Exercise directions - Copy the listing below word for word, from its very first line down to and including the line that contains "189, 801, 204]".

Data to process -
::::

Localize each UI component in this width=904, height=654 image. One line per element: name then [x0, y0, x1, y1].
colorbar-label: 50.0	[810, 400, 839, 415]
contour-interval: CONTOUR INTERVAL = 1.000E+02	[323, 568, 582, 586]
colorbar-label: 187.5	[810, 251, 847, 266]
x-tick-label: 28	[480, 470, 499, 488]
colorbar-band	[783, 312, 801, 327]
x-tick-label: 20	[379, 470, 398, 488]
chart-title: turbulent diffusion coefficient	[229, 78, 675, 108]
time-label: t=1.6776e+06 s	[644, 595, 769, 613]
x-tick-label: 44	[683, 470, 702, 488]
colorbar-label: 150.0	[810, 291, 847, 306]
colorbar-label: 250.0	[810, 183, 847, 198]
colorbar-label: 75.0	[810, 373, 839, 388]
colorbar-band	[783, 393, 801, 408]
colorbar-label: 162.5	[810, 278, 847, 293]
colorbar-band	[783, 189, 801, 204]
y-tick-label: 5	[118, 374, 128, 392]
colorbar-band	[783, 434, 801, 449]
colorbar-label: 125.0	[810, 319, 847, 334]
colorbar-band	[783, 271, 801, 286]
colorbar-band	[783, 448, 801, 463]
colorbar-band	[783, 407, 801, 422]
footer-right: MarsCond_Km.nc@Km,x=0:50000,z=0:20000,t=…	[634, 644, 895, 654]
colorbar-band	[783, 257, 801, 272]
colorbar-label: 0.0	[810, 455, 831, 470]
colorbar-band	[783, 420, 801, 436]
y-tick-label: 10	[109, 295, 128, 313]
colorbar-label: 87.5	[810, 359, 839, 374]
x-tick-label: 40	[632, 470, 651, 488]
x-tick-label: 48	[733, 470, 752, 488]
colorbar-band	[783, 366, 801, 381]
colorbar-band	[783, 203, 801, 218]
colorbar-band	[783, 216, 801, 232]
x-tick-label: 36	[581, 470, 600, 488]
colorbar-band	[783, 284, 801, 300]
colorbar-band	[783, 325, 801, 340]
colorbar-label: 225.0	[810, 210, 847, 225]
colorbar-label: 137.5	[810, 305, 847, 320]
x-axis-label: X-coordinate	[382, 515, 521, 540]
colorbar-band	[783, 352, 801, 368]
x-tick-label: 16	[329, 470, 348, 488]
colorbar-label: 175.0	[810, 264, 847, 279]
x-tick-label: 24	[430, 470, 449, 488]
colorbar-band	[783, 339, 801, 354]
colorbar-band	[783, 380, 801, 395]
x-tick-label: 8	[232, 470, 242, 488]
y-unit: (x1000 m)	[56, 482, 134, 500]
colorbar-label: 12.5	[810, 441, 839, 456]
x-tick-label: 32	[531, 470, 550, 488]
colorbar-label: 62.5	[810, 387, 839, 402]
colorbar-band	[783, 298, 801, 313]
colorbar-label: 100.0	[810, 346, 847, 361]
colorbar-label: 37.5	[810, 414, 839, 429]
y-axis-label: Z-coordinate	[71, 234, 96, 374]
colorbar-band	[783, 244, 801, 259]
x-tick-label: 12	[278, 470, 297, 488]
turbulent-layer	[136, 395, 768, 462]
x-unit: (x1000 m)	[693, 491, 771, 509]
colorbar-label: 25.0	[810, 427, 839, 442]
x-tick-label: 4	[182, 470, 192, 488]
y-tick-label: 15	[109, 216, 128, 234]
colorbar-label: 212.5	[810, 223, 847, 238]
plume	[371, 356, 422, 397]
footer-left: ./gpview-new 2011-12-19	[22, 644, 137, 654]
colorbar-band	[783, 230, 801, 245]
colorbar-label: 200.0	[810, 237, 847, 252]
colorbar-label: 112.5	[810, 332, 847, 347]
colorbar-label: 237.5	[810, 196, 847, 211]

::::

Finished exercise -
Localize each UI component in this width=904, height=654 image. One line per element: name then [x0, y0, x1, y1].
colorbar-label: 50.0	[810, 400, 839, 415]
contour-interval: CONTOUR INTERVAL = 1.000E+02	[323, 568, 582, 586]
colorbar-label: 187.5	[810, 251, 847, 266]
x-tick-label: 28	[480, 470, 499, 488]
colorbar-band	[783, 312, 801, 327]
x-tick-label: 20	[379, 470, 398, 488]
chart-title: turbulent diffusion coefficient	[229, 78, 675, 108]
time-label: t=1.6776e+06 s	[644, 595, 769, 613]
x-tick-label: 44	[683, 470, 702, 488]
colorbar-label: 150.0	[810, 291, 847, 306]
colorbar-label: 250.0	[810, 183, 847, 198]
colorbar-label: 75.0	[810, 373, 839, 388]
colorbar-band	[783, 393, 801, 408]
colorbar-label: 162.5	[810, 278, 847, 293]
colorbar-band	[783, 189, 801, 204]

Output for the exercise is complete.